The Daily Parker

Politics, Weather, Photography, and the Dog

What ship is that?

At work, I typically sit at an east-facing window on the 35th floor of the Sears Willis Tower. Here's my view:

That means I can often see Michigan, Indiana, and everything in between, including very large boats out on the Lake. For the last half-hour I've watched a huge white thing slowly steam South, wondering what it was. It turns out, there's a website for that. And the boat is, in fact, pretty big:

So the 138-meter Glostrander is puttering southward at 19 km/h towards South Chicago. Good to know. (You can see the boat in the photo above just to the left of the Board of Trade building. It's the white horizontal sliver close to the horizon.)

The destruction of interstate highways

Two stories, in two directions. First, a cool interactive history of how the construction of Chicago's Eisenhower Expressway (I-290) displaced thousands of people and destroyed thousands of buildings:

In the late 1940s, the Oak Leaves newspaper in Oak Park predicted that the new superhighway would replace the West Side’s “appalling slums” with “orderly dwellings where orderly people are living in health and comfort.”

*Data section*
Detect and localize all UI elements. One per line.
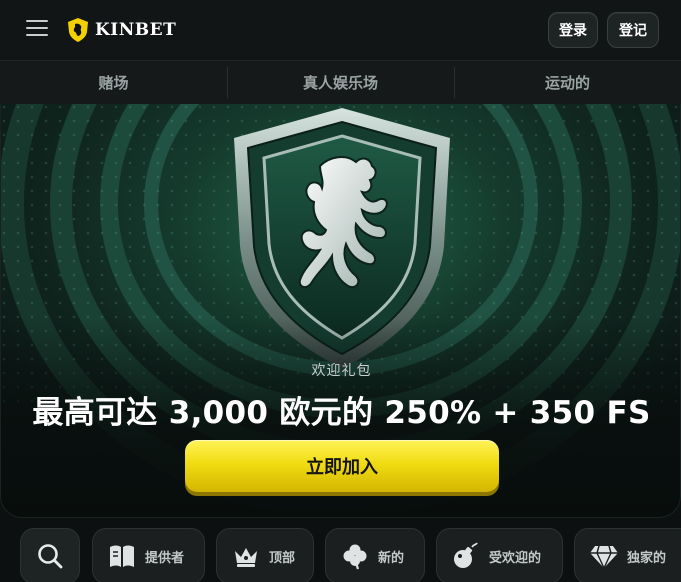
- welcome-banner: 欢迎礼包 最高可达 3,000 欧元的 250% + 350 FS 立即加入: [0, 104, 681, 518]
- diamond-icon: [589, 541, 619, 571]
- logo-mark-icon: [68, 18, 88, 42]
- category-new-label: 新的: [378, 550, 405, 566]
- kinbet-logo[interactable]: KINBET: [66, 16, 176, 44]
- tab-sports[interactable]: 运动的: [454, 61, 681, 104]
- hamburger-menu-icon[interactable]: [26, 20, 48, 38]
- category-popular[interactable]: 受欢迎的: [436, 528, 563, 582]
- search-button[interactable]: [20, 528, 80, 582]
- category-popular-label: 受欢迎的: [489, 550, 542, 566]
- register-button[interactable]: 登记: [607, 12, 659, 48]
- category-exclusive[interactable]: 独家的: [574, 528, 681, 582]
- bomb-icon: [451, 541, 481, 571]
- category-top[interactable]: 顶部: [216, 528, 314, 582]
- join-now-button[interactable]: 立即加入: [185, 440, 499, 492]
- tab-live-casino[interactable]: 真人娱乐场: [227, 61, 454, 104]
- category-top-label: 顶部: [269, 550, 296, 566]
- section-nav: 赌场 真人娱乐场 运动的: [0, 60, 681, 104]
- search-icon: [38, 544, 63, 569]
- clover-icon: [340, 541, 370, 571]
- category-new[interactable]: 新的: [325, 528, 425, 582]
- tab-casino[interactable]: 赌场: [0, 61, 227, 104]
- book-icon: [107, 541, 137, 571]
- crown-icon: [231, 541, 261, 571]
- promo-title: 最高可达 3,000 欧元的 250% + 350 FS: [32, 395, 651, 431]
- login-button[interactable]: 登录: [548, 12, 598, 48]
- top-header: KINBET 登录 登记: [0, 0, 681, 60]
- promo-label: 欢迎礼包: [311, 363, 372, 379]
- category-providers-label: 提供者: [145, 550, 185, 566]
- category-bar: 提供者 顶部 新的 受欢迎的 独家的: [0, 524, 681, 582]
- category-providers[interactable]: 提供者: [92, 528, 205, 582]
- category-exclusive-label: 独家的: [627, 550, 667, 566]
- logo-text: KINBET: [95, 20, 177, 40]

*Exercise requirements*
1) Reproduce the part of the blog extract that opens with the words containing "What ship is" and closes with "to the horizon.)".
2) Answer these questions from the blog extract:
(a) On which floor of the tower does the writer usually sit at work?
(b) What length does the blog extract give for the Glostrander?
(c) Which newspaper predicted in the late 1940s that the new superhighway would replace the West Side's slums?

*Responses for each task*
1)
What ship is that?

At work, I typically sit at an east-facing window on the 35th floor of the Sears Willis Tower. Here's my view:

That means I can often see Michigan, Indiana, and everything in between, including very large boats out on the Lake. For the last half-hour I've watched a huge white thing slowly steam South, wondering what it was. It turns out, there's a website for that. And the boat is, in fact, pretty big:

So the 138-meter Glostrander is puttering southward at 19 km/h towards South Chicago. Good to know. (You can see the boat in the photo above just to the left of the Board of Trade building. It's the white horizontal sliver close to the horizon.)

2)
(a) The 35th floor
(b) 138 meters
(c) The Oak Leaves newspaper in Oak Park